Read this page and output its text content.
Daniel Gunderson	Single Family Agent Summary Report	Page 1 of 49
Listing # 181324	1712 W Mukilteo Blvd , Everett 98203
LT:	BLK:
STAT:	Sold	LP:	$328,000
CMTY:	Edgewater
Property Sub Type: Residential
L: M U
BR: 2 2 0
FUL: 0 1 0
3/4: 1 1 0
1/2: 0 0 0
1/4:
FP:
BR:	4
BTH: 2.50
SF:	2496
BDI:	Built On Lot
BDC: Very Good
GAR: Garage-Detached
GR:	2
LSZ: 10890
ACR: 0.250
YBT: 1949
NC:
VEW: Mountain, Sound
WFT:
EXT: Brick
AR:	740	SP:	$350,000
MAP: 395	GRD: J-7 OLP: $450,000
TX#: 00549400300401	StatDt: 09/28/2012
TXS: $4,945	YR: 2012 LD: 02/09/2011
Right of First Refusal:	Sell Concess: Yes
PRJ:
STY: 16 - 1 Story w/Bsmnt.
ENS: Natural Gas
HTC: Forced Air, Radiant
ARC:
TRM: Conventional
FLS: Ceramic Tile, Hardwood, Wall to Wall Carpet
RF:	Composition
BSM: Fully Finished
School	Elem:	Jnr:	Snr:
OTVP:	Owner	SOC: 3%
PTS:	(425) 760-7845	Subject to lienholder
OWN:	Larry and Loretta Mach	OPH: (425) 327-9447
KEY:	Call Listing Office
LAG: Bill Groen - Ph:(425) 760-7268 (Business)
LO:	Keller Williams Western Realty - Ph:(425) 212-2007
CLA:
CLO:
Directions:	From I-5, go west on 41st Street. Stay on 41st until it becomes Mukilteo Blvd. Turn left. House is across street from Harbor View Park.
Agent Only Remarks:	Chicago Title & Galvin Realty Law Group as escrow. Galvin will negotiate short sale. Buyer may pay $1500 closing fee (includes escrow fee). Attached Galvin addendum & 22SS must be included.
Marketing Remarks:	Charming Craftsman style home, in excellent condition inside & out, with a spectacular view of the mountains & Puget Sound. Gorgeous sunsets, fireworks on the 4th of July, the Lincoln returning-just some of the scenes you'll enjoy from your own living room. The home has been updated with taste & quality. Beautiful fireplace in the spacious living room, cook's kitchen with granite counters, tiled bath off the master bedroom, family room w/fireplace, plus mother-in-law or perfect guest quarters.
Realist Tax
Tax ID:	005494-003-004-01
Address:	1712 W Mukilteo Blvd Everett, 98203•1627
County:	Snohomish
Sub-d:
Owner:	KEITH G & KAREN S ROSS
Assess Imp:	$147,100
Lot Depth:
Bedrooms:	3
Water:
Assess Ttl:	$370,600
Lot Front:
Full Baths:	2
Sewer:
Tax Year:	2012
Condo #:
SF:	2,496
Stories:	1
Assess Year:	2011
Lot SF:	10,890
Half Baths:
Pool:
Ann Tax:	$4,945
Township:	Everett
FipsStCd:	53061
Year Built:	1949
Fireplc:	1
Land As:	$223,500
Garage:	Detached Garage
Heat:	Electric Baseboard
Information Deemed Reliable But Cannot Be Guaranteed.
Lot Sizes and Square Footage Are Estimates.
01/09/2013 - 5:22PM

__________

#### [Given exercise]
Print out the whole listing exactly as it appears.

#### [Exercise answer]
Read this page and output its text content.
Daniel Gunderson	Single Family Agent Summary Report	Page 1 of 49
Listing # 181324	1712 W Mukilteo Blvd , Everett 98203
LT:	BLK:
STAT:	Sold	LP:	$328,000
CMTY:	Edgewater
Property Sub Type: Residential
L: M U
BR: 2 2 0
FUL: 0 1 0
3/4: 1 1 0
1/2: 0 0 0
1/4:
FP:
BR:	4
BTH: 2.50
SF:	2496
BDI:	Built On Lot
BDC: Very Good
GAR: Garage-Detached
GR:	2
LSZ: 10890
ACR: 0.250
YBT: 1949
NC:
VEW: Mountain, Sound
WFT:
EXT: Brick
AR:	740	SP:	$350,000
MAP: 395	GRD: J-7 OLP: $450,000
TX#: 00549400300401	StatDt: 09/28/2012
TXS: $4,945	YR: 2012 LD: 02/09/2011
Right of First Refusal:	Sell Concess: Yes
PRJ:
STY: 16 - 1 Story w/Bsmnt.
ENS: Natural Gas
HTC: Forced Air, Radiant
ARC:
TRM: Conventional
FLS: Ceramic Tile, Hardwood, Wall to Wall Carpet
RF:	Composition
BSM: Fully Finished
School	Elem:	Jnr:	Snr:
OTVP:	Owner	SOC: 3%
PTS:	(425) 760-7845	Subject to lienholder
OWN:	Larry and Loretta Mach	OPH: (425) 327-9447
KEY:	Call Listing Office
LAG: Bill Groen - Ph:(425) 760-7268 (Business)
LO:	Keller Williams Western Realty - Ph:(425) 212-2007
CLA:
CLO:
Directions:	From I-5, go west on 41st Street. Stay on 41st until it becomes Mukilteo Blvd. Turn left. House is across street from Harbor View Park.
Agent Only Remarks:	Chicago Title & Galvin Realty Law Group as escrow. Galvin will negotiate short sale. Buyer may pay $1500 closing fee (includes escrow fee). Attached Galvin addendum & 22SS must be included.
Marketing Remarks:	Charming Craftsman style home, in excellent condition inside & out, with a spectacular view of the mountains & Puget Sound. Gorgeous sunsets, fireworks on the 4th of July, the Lincoln returning-just some of the scenes you'll enjoy from your own living room. The home has been updated with taste & quality. Beautiful fireplace in the spacious living room, cook's kitchen with granite counters, tiled bath off the master bedroom, family room w/fireplace, plus mother-in-law or perfect guest quarters.
Realist Tax
Tax ID:	005494-003-004-01
Address:	1712 W Mukilteo Blvd Everett, 98203•1627
County:	Snohomish
Sub-d:
Owner:	KEITH G & KAREN S ROSS
Assess Imp:	$147,100
Lot Depth:
Bedrooms:	3
Water:
Assess Ttl:	$370,600
Lot Front:
Full Baths:	2
Sewer:
Tax Year:	2012
Condo #:
SF:	2,496
Stories:	1
Assess Year:	2011
Lot SF:	10,890
Half Baths:
Pool:
Ann Tax:	$4,945
Township:	Everett
FipsStCd:	53061
Year Built:	1949
Fireplc:	1
Land As:	$223,500
Garage:	Detached Garage
Heat:	Electric Baseboard
Information Deemed Reliable But Cannot Be Guaranteed.
Lot Sizes and Square Footage Are Estimates.
01/09/2013 - 5:22PM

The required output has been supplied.